• **Stated task**
Give every line of the material again, exactly as written.

• **Available data**
_ _ _ _ _ _ _

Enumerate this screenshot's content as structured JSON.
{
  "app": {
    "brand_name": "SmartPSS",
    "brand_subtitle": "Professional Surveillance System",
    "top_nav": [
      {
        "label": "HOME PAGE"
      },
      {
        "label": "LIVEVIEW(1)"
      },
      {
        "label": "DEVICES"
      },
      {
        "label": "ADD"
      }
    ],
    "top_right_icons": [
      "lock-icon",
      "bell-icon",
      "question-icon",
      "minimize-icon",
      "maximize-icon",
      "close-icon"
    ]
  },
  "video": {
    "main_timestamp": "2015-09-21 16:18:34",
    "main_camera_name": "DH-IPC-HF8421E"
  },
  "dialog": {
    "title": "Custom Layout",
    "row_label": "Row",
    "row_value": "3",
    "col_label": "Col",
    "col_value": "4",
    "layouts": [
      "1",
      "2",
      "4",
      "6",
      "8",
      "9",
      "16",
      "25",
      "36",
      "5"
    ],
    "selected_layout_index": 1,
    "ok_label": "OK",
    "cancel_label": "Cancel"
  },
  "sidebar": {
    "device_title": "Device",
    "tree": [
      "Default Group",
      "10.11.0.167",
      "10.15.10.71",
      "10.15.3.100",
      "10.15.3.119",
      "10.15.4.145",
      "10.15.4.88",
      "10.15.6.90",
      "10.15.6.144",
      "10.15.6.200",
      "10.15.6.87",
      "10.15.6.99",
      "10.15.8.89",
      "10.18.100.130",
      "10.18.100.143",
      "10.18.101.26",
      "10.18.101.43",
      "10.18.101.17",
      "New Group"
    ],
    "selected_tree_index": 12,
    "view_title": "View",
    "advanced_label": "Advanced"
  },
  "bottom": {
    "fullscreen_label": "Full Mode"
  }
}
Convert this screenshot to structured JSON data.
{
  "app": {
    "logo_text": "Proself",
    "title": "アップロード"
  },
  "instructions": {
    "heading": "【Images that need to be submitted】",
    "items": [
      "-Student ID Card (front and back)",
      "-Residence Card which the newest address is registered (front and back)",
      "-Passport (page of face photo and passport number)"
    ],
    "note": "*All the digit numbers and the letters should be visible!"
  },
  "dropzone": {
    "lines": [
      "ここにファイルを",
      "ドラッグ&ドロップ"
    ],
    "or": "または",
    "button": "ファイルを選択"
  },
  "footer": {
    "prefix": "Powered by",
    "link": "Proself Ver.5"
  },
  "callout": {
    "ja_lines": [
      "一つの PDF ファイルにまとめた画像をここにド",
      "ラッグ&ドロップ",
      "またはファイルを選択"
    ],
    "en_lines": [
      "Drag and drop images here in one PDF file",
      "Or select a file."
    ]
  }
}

_ _ _ _ _ _ _

• **Exercise response**
Enumerate this screenshot's content as structured JSON.
{
  "app": {
    "brand_name": "SmartPSS",
    "brand_subtitle": "Professional Surveillance System",
    "top_nav": [
      {
        "label": "HOME PAGE"
      },
      {
        "label": "LIVEVIEW(1)"
      },
      {
        "label": "DEVICES"
      },
      {
        "label": "ADD"
      }
    ],
    "top_right_icons": [
      "lock-icon",
      "bell-icon",
      "question-icon",
      "minimize-icon",
      "maximize-icon",
      "close-icon"
    ]
  },
  "video": {
    "main_timestamp": "2015-09-21 16:18:34",
    "main_camera_name": "DH-IPC-HF8421E"
  },
  "dialog": {
    "title": "Custom Layout",
    "row_label": "Row",
    "row_value": "3",
    "col_label": "Col",
    "col_value": "4",
    "layouts": [
      "1",
      "2",
      "4",
      "6",
      "8",
      "9",
      "16",
      "25",
      "36",
      "5"
    ],
    "selected_layout_index": 1,
    "ok_label": "OK",
    "cancel_label": "Cancel"
  },
  "sidebar": {
    "device_title": "Device",
    "tree": [
      "Default Group",
      "10.11.0.167",
      "10.15.10.71",
      "10.15.3.100",
      "10.15.3.119",
      "10.15.4.145",
      "10.15.4.88",
      "10.15.6.90",
      "10.15.6.144",
      "10.15.6.200",
      "10.15.6.87",
      "10.15.6.99",
      "10.15.8.89",
      "10.18.100.130",
      "10.18.100.143",
      "10.18.101.26",
      "10.18.101.43",
      "10.18.101.17",
      "New Group"
    ],
    "selected_tree_index": 12,
    "view_title": "View",
    "advanced_label": "Advanced"
  },
  "bottom": {
    "fullscreen_label": "Full Mode"
  }
}
Convert this screenshot to structured JSON data.
{
  "app": {
    "logo_text": "Proself",
    "title": "アップロード"
  },
  "instructions": {
    "heading": "【Images that need to be submitted】",
    "items": [
      "-Student ID Card (front and back)",
      "-Residence Card which the newest address is registered (front and back)",
      "-Passport (page of face photo and passport number)"
    ],
    "note": "*All the digit numbers and the letters should be visible!"
  },
  "dropzone": {
    "lines": [
      "ここにファイルを",
      "ドラッグ&ドロップ"
    ],
    "or": "または",
    "button": "ファイルを選択"
  },
  "footer": {
    "prefix": "Powered by",
    "link": "Proself Ver.5"
  },
  "callout": {
    "ja_lines": [
      "一つの PDF ファイルにまとめた画像をここにド",
      "ラッグ&ドロップ",
      "またはファイルを選択"
    ],
    "en_lines": [
      "Drag and drop images here in one PDF file",
      "Or select a file."
    ]
  }
}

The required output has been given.